■ **YOUR OBJECTIVE**: Locate the word "content" in the data below, then copy every line that holds it.

-- Start of STORED RECORDS --

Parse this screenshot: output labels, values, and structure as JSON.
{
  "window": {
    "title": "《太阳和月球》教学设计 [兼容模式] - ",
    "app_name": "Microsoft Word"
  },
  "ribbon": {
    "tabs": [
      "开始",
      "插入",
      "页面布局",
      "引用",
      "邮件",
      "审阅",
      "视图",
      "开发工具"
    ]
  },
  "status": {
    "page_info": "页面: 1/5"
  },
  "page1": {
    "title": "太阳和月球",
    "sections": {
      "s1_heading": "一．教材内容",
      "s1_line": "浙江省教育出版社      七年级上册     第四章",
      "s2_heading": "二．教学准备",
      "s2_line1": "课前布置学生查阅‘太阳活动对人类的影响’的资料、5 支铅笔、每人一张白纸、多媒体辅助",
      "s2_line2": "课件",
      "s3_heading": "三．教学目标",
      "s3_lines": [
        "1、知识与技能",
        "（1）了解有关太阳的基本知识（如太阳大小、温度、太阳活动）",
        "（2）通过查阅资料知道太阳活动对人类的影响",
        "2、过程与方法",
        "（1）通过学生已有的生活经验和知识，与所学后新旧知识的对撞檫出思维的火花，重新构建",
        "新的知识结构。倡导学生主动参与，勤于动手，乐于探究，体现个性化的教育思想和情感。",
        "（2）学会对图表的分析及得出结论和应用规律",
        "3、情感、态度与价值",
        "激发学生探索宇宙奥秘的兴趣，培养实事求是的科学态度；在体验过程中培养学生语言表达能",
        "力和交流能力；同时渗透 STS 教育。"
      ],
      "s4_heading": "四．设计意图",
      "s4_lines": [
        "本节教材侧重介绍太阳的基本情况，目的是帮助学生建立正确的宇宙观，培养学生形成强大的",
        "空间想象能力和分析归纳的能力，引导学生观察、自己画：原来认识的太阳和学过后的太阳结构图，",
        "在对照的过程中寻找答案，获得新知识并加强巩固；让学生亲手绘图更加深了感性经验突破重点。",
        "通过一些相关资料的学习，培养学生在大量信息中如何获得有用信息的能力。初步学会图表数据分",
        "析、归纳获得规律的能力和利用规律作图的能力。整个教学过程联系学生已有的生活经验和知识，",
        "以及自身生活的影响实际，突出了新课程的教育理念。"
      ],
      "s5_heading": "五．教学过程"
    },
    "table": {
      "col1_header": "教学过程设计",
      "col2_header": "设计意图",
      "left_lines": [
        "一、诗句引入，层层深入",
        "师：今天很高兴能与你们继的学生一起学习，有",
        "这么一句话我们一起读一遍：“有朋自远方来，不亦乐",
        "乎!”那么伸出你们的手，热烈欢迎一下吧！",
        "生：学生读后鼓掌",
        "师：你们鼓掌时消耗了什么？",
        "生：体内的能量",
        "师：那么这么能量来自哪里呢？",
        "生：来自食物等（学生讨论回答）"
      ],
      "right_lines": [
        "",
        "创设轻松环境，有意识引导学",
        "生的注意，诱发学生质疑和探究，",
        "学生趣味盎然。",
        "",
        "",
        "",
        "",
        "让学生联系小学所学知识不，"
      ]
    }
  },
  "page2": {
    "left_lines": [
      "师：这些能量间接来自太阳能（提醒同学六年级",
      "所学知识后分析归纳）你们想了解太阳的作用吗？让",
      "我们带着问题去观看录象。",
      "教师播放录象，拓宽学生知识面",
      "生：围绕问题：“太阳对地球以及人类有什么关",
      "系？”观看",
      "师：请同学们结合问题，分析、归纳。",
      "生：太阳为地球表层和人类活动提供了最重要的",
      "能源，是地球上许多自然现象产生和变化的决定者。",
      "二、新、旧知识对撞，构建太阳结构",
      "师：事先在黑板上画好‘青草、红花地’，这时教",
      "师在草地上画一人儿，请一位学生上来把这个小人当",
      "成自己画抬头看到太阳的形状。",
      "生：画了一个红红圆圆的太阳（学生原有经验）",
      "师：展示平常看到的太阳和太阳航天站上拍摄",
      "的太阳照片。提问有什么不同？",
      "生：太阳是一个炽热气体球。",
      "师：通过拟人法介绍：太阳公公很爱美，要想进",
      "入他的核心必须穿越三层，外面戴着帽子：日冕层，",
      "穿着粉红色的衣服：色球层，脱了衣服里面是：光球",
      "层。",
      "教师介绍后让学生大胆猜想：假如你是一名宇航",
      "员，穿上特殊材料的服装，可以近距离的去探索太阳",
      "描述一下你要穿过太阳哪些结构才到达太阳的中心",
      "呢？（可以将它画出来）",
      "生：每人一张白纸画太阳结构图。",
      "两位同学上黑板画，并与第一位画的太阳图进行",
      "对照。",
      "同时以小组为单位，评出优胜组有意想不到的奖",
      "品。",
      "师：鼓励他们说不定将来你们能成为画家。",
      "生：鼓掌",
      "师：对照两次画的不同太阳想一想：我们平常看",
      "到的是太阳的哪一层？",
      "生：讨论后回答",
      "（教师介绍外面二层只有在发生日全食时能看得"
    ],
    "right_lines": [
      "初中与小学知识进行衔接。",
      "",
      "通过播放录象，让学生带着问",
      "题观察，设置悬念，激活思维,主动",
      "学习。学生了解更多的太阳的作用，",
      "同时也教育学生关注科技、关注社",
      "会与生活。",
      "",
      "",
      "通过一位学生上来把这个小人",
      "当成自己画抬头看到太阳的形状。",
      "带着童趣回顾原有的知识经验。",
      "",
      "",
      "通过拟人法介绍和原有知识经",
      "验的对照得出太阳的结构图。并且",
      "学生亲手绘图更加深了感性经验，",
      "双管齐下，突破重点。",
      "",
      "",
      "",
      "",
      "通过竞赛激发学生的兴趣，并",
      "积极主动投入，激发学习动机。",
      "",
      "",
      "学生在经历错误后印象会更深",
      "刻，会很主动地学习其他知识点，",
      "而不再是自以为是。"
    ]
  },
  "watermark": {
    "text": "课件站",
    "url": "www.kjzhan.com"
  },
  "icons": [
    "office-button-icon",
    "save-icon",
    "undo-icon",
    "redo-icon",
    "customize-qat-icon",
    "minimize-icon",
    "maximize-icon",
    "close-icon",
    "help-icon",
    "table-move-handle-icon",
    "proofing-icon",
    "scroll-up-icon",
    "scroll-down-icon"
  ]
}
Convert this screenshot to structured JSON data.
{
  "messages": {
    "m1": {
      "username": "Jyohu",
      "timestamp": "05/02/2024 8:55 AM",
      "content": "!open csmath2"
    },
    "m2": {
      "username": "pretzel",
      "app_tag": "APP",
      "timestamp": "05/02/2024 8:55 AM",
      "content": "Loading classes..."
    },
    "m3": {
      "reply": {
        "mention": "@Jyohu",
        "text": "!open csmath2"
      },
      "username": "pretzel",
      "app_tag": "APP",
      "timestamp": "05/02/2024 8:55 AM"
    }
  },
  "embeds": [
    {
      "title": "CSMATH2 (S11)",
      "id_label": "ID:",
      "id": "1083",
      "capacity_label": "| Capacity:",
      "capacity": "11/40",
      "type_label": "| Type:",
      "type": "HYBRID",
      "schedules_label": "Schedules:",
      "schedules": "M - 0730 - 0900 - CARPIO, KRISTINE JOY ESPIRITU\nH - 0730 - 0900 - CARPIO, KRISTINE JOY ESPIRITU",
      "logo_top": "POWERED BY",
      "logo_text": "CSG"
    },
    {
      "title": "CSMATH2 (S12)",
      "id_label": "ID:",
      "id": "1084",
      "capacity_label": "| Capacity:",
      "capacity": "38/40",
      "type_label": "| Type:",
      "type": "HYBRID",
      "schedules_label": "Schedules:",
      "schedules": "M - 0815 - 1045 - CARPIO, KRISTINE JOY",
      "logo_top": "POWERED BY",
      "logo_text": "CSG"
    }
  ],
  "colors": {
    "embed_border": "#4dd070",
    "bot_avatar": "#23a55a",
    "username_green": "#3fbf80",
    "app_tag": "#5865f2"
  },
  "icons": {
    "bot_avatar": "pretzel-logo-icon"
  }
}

-- End of STORED RECORDS --

■ **THE RESULT**:
      "content": "!open csmath2"
      "content": "Loading classes..."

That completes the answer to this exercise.